EXTRACTED RECORDS: Begin

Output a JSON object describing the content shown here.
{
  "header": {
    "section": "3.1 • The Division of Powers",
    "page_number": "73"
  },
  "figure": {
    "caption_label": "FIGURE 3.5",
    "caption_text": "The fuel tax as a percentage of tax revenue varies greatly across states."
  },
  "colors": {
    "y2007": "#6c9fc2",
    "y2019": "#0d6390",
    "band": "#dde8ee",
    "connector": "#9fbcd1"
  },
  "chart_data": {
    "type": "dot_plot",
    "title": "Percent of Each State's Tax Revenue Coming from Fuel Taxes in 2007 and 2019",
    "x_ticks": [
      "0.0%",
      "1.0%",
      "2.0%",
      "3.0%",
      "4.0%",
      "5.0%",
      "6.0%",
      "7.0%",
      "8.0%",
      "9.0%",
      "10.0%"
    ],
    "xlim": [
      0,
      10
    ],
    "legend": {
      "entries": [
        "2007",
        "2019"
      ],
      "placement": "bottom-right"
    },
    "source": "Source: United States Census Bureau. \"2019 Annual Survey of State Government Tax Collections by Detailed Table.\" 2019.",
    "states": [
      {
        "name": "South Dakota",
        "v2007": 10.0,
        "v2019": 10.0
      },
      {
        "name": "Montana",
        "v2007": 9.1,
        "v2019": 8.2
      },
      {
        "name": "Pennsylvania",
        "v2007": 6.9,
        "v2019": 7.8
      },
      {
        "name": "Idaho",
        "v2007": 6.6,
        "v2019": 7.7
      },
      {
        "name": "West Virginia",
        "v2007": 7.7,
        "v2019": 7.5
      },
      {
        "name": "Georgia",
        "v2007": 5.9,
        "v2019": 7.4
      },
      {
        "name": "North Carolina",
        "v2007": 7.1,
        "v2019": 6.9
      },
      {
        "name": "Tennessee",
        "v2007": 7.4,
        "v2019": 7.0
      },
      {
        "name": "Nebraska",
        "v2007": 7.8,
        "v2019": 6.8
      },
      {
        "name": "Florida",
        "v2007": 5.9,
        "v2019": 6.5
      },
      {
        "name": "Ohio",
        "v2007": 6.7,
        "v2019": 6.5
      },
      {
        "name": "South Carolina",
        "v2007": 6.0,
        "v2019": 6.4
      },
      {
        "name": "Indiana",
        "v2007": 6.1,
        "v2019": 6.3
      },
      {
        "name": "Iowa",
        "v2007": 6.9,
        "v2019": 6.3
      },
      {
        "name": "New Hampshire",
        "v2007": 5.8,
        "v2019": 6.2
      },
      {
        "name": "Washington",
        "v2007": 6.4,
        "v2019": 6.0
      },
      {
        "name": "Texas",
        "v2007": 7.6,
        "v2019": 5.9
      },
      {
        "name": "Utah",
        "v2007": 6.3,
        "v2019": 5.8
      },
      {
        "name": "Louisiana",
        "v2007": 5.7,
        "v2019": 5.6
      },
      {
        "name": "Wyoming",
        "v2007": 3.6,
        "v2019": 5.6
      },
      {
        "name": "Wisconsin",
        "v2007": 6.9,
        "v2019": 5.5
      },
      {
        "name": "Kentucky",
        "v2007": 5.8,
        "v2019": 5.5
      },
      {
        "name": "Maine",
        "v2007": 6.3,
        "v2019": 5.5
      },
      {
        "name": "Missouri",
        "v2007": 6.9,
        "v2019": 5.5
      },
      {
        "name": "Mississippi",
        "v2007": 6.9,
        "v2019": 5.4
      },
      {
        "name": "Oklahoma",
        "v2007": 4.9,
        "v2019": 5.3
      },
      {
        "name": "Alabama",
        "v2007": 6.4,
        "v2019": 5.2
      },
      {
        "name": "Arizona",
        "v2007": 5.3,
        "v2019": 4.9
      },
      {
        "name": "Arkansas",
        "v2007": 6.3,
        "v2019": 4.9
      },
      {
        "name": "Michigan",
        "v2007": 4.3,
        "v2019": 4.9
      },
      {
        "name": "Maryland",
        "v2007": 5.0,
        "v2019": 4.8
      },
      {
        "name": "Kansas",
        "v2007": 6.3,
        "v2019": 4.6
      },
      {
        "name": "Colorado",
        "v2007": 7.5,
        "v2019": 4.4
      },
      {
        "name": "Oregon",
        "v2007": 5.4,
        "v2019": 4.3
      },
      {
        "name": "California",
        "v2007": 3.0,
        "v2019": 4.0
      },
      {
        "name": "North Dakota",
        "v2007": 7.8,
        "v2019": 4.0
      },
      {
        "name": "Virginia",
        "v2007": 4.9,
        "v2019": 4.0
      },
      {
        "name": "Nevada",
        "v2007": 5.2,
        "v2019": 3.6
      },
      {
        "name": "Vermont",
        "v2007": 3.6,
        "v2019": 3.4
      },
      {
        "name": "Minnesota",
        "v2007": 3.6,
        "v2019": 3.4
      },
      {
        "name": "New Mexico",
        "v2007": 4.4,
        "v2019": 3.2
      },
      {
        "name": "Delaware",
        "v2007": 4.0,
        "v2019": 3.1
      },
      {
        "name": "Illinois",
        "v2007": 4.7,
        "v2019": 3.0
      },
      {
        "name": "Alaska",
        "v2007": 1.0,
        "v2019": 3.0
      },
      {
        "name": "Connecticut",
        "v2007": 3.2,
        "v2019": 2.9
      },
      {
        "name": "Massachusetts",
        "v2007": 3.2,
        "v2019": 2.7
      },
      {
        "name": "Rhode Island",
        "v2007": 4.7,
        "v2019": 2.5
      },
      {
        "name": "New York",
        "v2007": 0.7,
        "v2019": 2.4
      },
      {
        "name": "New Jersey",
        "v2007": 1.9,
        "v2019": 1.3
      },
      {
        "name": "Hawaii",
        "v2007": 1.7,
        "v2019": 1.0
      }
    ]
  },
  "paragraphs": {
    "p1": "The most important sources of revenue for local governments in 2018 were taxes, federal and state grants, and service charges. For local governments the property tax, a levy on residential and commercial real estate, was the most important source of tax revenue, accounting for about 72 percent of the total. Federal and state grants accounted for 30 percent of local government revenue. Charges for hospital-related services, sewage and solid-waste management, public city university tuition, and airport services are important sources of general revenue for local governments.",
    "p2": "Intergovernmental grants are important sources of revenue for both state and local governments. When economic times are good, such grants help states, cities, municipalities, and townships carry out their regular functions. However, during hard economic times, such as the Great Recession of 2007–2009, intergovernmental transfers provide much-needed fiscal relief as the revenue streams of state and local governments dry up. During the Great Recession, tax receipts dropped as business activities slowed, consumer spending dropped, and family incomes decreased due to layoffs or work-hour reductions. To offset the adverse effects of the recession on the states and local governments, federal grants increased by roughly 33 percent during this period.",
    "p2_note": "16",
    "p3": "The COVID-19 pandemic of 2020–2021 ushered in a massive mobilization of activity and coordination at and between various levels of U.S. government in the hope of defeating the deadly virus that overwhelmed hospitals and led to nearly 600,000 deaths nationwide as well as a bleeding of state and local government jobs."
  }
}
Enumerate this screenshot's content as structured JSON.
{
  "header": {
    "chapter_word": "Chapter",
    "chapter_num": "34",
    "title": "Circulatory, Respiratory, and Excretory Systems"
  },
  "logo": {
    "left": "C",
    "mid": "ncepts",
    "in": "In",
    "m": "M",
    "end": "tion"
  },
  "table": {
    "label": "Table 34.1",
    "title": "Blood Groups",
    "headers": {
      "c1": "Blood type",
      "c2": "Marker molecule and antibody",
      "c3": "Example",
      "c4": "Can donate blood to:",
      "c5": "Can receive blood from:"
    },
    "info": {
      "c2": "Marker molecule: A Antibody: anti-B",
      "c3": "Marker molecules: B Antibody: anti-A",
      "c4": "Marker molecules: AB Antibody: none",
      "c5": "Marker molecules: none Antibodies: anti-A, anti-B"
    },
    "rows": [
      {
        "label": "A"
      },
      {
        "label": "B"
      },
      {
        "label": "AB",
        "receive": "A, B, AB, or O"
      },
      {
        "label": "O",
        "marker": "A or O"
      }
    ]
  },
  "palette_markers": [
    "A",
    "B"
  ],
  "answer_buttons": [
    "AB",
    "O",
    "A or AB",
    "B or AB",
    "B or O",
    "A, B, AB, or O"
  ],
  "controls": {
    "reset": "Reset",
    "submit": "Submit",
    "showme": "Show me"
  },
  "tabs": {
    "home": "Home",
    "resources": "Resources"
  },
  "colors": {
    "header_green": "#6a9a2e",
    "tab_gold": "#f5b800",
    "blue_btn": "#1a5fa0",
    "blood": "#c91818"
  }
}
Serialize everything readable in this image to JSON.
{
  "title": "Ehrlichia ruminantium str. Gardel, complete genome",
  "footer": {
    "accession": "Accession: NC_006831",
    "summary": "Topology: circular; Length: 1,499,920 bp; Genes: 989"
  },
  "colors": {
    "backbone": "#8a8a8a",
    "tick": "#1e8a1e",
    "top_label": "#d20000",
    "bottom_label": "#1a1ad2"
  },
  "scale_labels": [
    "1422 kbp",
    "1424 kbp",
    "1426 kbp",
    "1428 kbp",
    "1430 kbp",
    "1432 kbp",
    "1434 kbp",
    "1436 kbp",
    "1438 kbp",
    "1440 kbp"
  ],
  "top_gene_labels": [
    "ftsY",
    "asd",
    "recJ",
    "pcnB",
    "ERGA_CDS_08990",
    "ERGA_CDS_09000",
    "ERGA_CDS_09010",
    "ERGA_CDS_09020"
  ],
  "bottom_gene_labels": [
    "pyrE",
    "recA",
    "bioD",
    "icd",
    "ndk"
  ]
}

EXTRACTED RECORDS: End

### THE TASK
Go through the listing, find each line with the word "Dakota", and copy it.

### FINISHED EXERCISE
        "name": "South Dakota",
        "name": "North Dakota",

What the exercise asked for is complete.